Data records

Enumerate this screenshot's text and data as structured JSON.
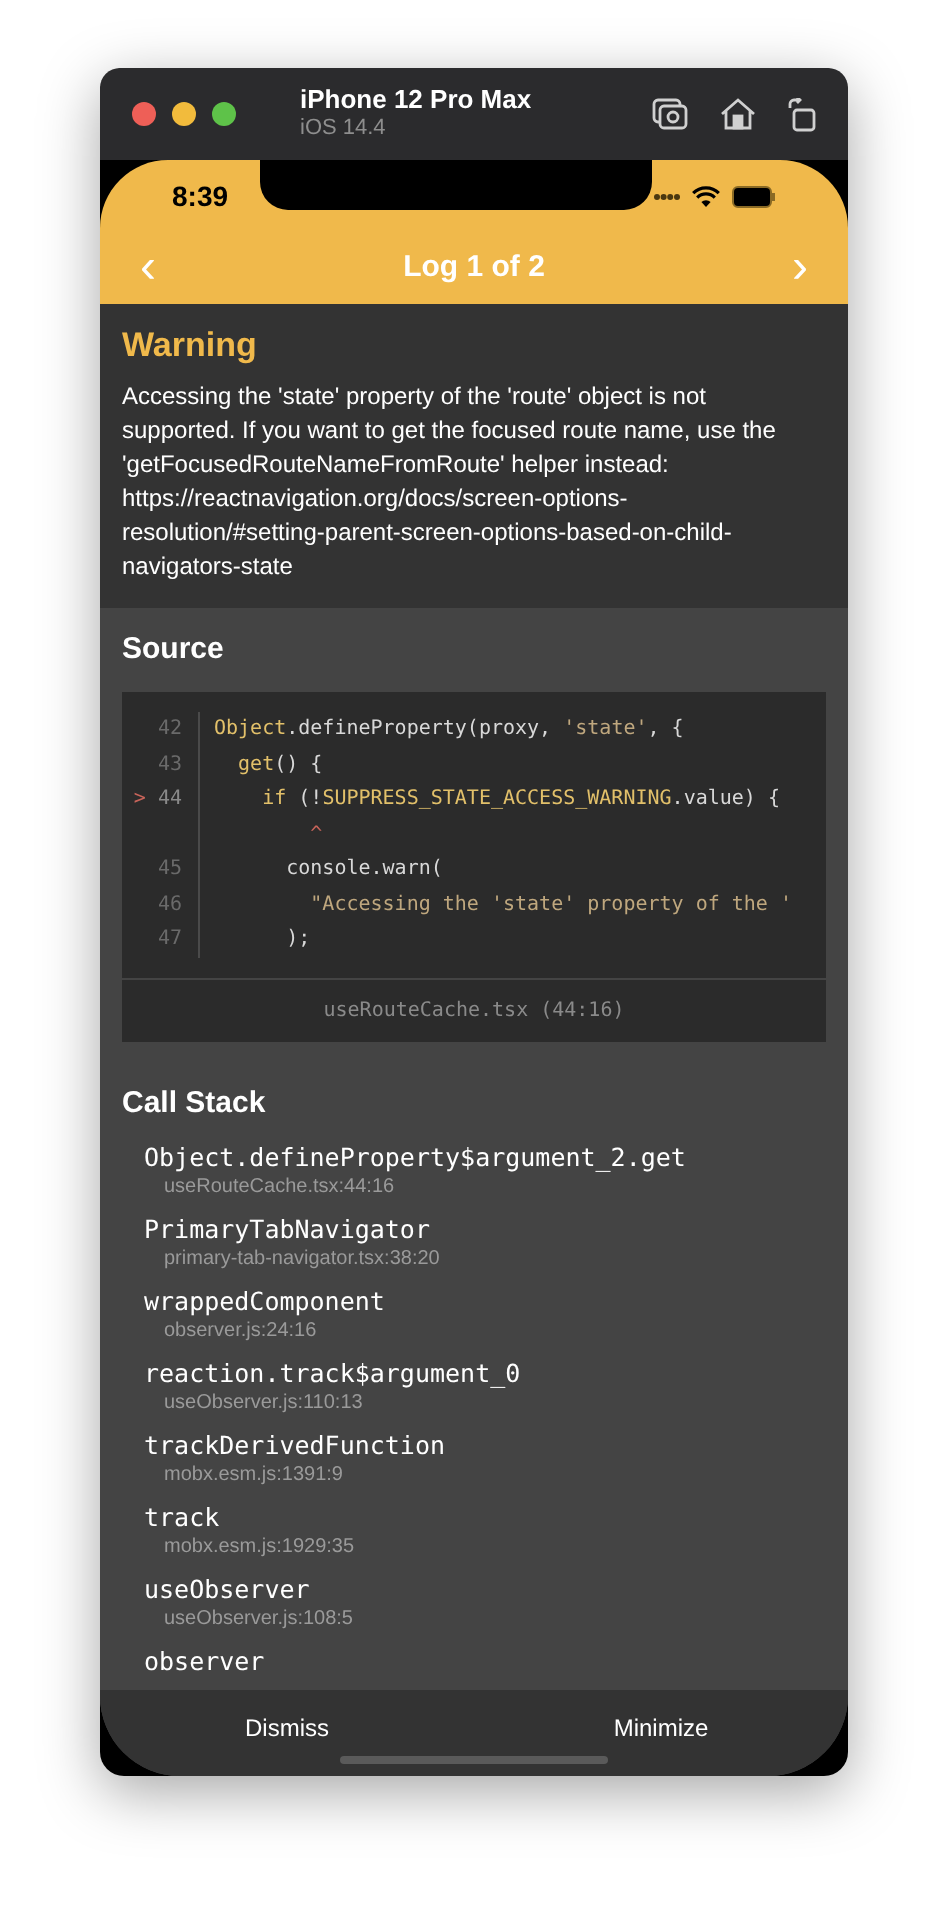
{
  "window": {
    "device": "iPhone 12 Pro Max",
    "os": "iOS 14.4"
  },
  "status_bar": {
    "time": "8:39"
  },
  "nav": {
    "prev": "‹",
    "title": "Log 1 of 2",
    "next": "›"
  },
  "warning": {
    "title": "Warning",
    "message": "Accessing the 'state' property of the 'route' object is not supported. If you want to get the focused route name, use the 'getFocusedRouteNameFromRoute' helper instead: https://reactnavigation.org/docs/screen-options-resolution/#setting-parent-screen-options-based-on-child-navigators-state"
  },
  "source": {
    "title": "Source",
    "file": "useRouteCache.tsx (44:16)",
    "lines": [
      {
        "kind": "code",
        "number": "42",
        "current": false,
        "tokens": [
          {
            "text": "Object",
            "kind": "ident"
          },
          {
            "text": ".defineProperty(proxy, ",
            "kind": "plain"
          },
          {
            "text": "'state'",
            "kind": "string"
          },
          {
            "text": ", {",
            "kind": "plain"
          }
        ]
      },
      {
        "kind": "code",
        "number": "43",
        "current": false,
        "tokens": [
          {
            "text": "  get",
            "kind": "ident"
          },
          {
            "text": "() {",
            "kind": "plain"
          }
        ]
      },
      {
        "kind": "code",
        "number": "44",
        "current": true,
        "marker": ">",
        "tokens": [
          {
            "text": "    if",
            "kind": "ident"
          },
          {
            "text": " (!",
            "kind": "plain"
          },
          {
            "text": "SUPPRESS_STATE_ACCESS_WARNING",
            "kind": "ident"
          },
          {
            "text": ".value) {",
            "kind": "plain"
          }
        ]
      },
      {
        "kind": "caret",
        "tokens": [
          {
            "text": "        ^",
            "kind": "error"
          }
        ]
      },
      {
        "kind": "code",
        "number": "45",
        "current": false,
        "tokens": [
          {
            "text": "      console.warn(",
            "kind": "plain"
          }
        ]
      },
      {
        "kind": "code",
        "number": "46",
        "current": false,
        "tokens": [
          {
            "text": "        \"Accessing the 'state' property of the '",
            "kind": "string"
          }
        ]
      },
      {
        "kind": "code",
        "number": "47",
        "current": false,
        "tokens": [
          {
            "text": "      );",
            "kind": "plain"
          }
        ]
      }
    ]
  },
  "call_stack": {
    "title": "Call Stack",
    "frames": [
      {
        "name": "Object.defineProperty$argument_2.get",
        "location": "useRouteCache.tsx:44:16"
      },
      {
        "name": "PrimaryTabNavigator",
        "location": "primary-tab-navigator.tsx:38:20"
      },
      {
        "name": "wrappedComponent",
        "location": "observer.js:24:16"
      },
      {
        "name": "reaction.track$argument_0",
        "location": "useObserver.js:110:13"
      },
      {
        "name": "trackDerivedFunction",
        "location": "mobx.esm.js:1391:9"
      },
      {
        "name": "track",
        "location": "mobx.esm.js:1929:35"
      },
      {
        "name": "useObserver",
        "location": "useObserver.js:108:5"
      },
      {
        "name": "observer"
      }
    ]
  },
  "buttons": [
    "Dismiss",
    "Minimize"
  ]
}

## INSTRUCTIONS TO FOLLOW:
Identify every line where the string "title" appears.

## FINISHED ANSWER:
    "title": "Log 1 of 2",
    "title": "Warning",
    "title": "Source",
    "title": "Call Stack",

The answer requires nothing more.